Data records
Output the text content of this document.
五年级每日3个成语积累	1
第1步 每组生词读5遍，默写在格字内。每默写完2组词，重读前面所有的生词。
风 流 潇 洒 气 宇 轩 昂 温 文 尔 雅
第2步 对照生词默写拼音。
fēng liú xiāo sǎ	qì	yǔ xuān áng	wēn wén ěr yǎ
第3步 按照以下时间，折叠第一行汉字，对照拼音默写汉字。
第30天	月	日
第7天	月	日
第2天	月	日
==
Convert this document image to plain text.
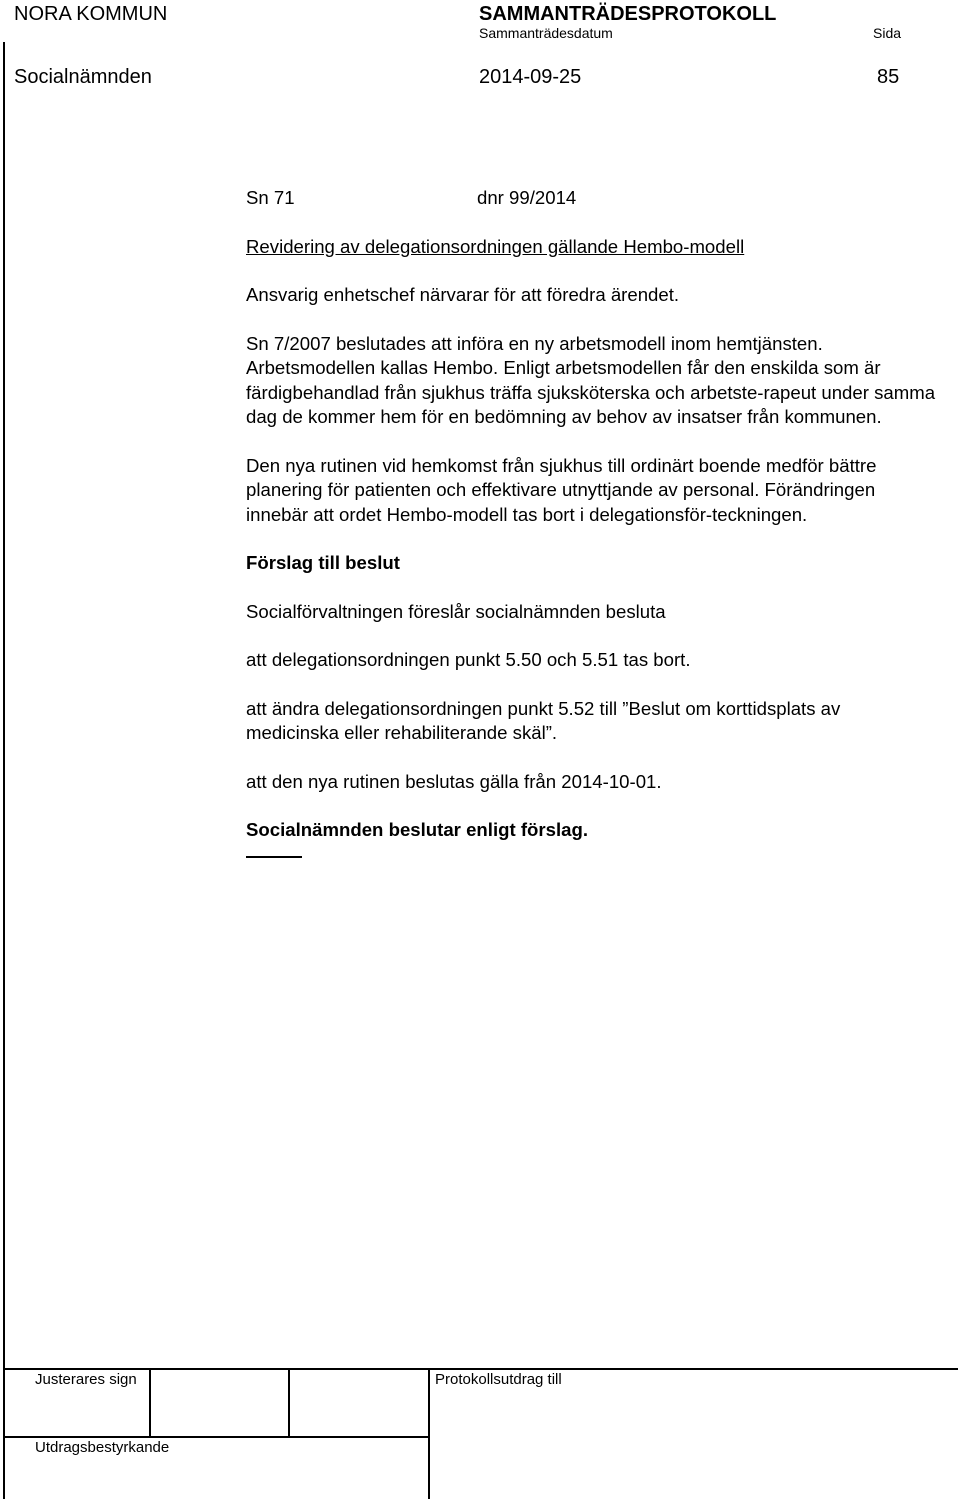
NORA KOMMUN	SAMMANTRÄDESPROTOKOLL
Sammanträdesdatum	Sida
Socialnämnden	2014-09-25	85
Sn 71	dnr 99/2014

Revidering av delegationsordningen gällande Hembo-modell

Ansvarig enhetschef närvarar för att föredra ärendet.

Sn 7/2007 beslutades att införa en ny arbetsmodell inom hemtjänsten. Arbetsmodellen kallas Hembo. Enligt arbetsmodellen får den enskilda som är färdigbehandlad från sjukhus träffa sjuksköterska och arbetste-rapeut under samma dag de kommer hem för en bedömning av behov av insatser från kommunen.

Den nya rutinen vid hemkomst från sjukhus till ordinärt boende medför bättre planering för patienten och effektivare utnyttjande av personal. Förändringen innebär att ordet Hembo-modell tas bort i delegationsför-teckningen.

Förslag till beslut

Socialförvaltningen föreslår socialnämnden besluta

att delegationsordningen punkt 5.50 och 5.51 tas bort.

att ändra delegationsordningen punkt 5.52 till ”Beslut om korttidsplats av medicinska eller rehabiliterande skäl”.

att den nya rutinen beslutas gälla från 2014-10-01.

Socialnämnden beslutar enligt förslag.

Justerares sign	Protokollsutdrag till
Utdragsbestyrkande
---
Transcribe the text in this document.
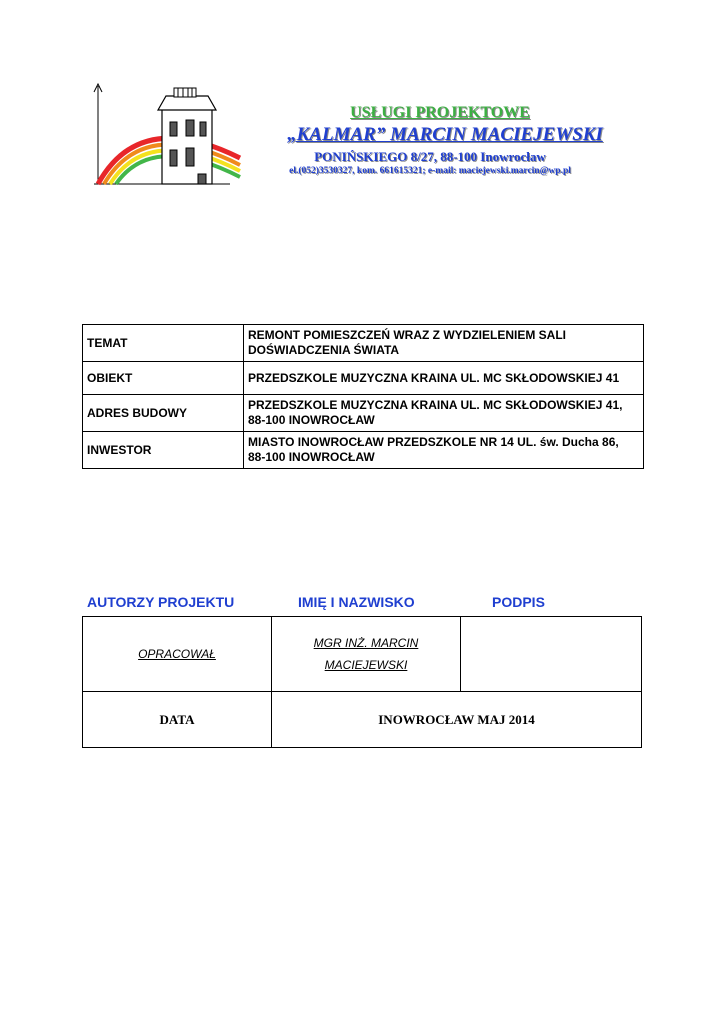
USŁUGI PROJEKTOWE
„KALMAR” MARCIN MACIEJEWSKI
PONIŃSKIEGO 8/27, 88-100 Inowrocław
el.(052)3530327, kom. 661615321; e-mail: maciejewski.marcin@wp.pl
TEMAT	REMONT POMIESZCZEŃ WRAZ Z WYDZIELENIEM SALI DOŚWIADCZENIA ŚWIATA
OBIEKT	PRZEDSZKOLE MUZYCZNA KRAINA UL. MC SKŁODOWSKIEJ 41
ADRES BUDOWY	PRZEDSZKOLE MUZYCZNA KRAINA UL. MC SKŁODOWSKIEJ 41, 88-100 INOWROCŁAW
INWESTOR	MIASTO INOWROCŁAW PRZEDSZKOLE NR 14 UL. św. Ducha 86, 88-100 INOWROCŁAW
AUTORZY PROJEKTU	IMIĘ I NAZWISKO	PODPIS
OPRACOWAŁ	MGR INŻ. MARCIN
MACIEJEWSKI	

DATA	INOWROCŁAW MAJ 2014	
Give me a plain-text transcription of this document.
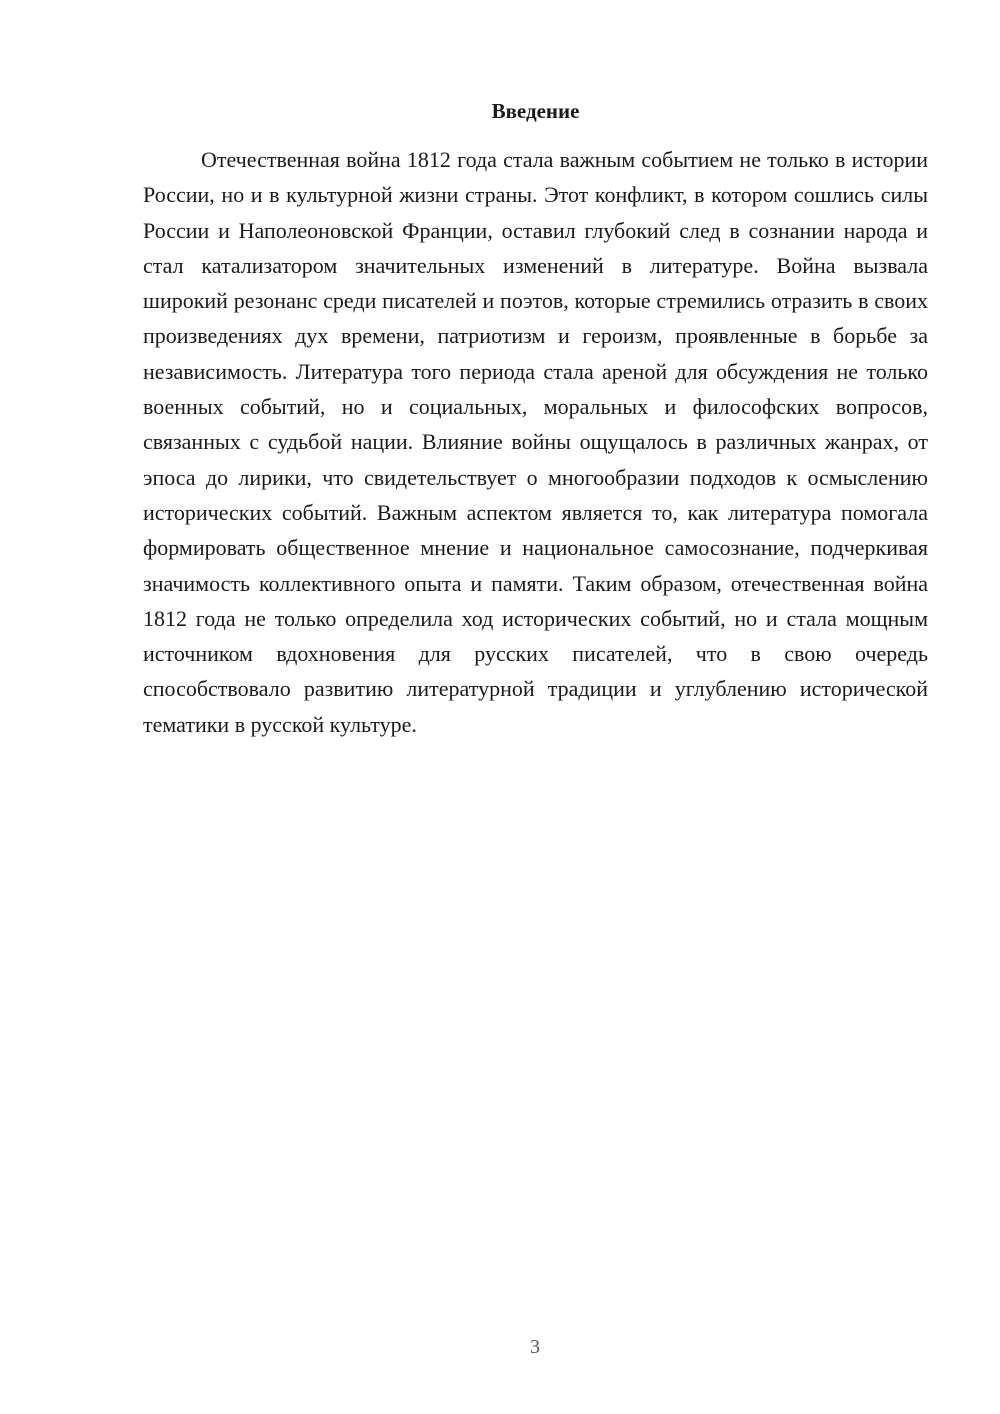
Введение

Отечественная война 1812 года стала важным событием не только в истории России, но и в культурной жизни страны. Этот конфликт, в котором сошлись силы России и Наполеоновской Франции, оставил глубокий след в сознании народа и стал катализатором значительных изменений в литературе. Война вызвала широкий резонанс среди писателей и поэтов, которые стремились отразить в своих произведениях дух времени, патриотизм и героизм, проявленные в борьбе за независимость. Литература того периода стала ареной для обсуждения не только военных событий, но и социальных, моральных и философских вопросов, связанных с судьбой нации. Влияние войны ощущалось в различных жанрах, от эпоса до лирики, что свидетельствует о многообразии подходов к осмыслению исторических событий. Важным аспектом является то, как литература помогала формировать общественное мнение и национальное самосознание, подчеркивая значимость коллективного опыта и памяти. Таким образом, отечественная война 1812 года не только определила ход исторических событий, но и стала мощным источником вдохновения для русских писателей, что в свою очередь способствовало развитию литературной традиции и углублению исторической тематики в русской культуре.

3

Task details
Each line in the entries above that includes the string "PRZEDSZKOLE" should be extracted.

Response to the exercise
OBIEKT	PRZEDSZKOLE MUZYCZNA KRAINA UL. MC SKŁODOWSKIEJ 41
ADRES BUDOWY	PRZEDSZKOLE MUZYCZNA KRAINA UL. MC SKŁODOWSKIEJ 41, 88-100 INOWROCŁAW
INWESTOR	MIASTO INOWROCŁAW PRZEDSZKOLE NR 14 UL. św. Ducha 86, 88-100 INOWROCŁAW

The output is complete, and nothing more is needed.